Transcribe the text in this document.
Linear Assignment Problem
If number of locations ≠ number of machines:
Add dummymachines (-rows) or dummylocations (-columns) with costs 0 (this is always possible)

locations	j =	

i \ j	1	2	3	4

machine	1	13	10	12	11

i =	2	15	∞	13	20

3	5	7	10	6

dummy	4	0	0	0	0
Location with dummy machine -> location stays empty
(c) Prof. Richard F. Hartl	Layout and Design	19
---
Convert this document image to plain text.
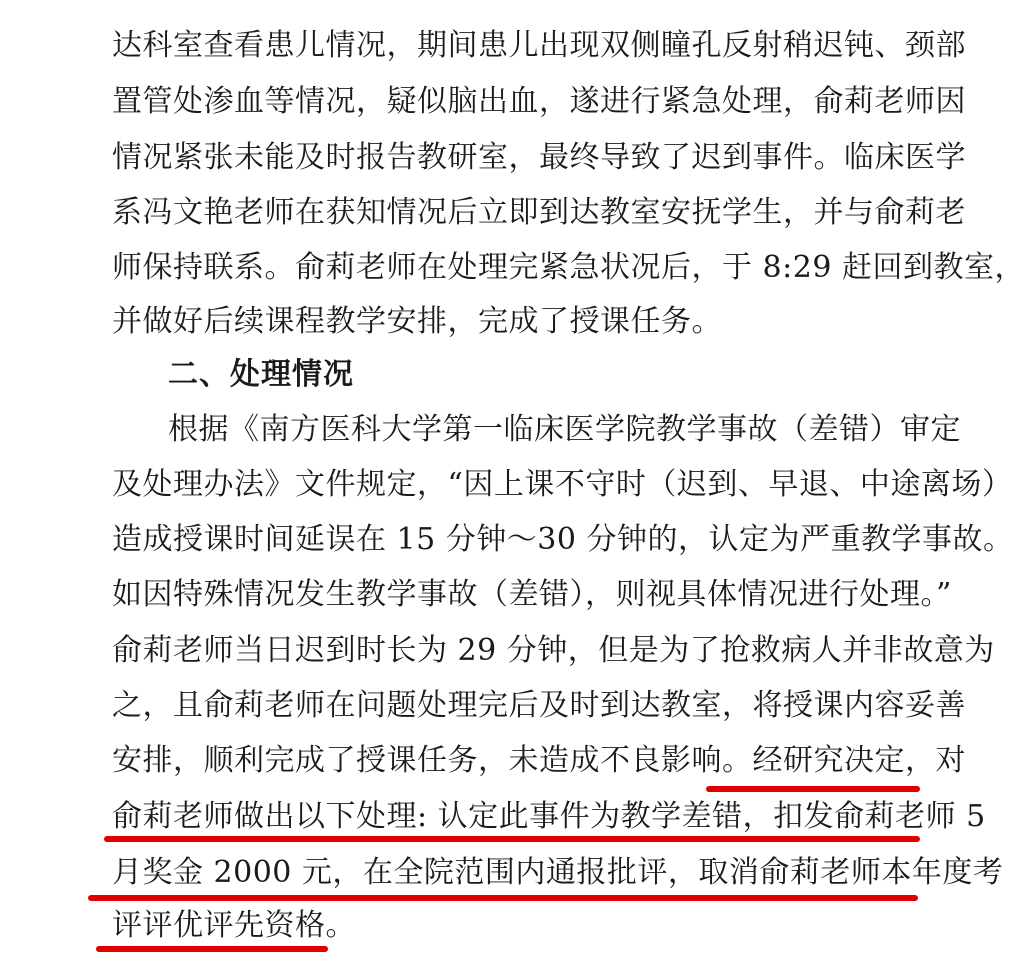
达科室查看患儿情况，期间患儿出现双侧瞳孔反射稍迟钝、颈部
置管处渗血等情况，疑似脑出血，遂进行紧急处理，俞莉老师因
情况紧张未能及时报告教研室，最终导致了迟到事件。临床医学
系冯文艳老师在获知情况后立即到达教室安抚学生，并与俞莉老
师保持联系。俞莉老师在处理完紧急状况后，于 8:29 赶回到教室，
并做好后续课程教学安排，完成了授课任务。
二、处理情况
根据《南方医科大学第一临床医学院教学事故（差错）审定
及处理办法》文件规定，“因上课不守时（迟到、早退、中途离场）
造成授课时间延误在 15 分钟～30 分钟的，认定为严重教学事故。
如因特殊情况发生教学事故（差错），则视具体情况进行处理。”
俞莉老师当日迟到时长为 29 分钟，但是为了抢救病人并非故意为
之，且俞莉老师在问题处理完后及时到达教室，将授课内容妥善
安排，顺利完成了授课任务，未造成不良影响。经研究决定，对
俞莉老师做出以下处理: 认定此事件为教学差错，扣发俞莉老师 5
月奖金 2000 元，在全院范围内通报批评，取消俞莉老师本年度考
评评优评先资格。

--- Task objective ---
Identify each line in the records above containing the word "document"; copy those lines.

--- Written response ---
Transcribe the text in this document.
Convert this document image to plain text.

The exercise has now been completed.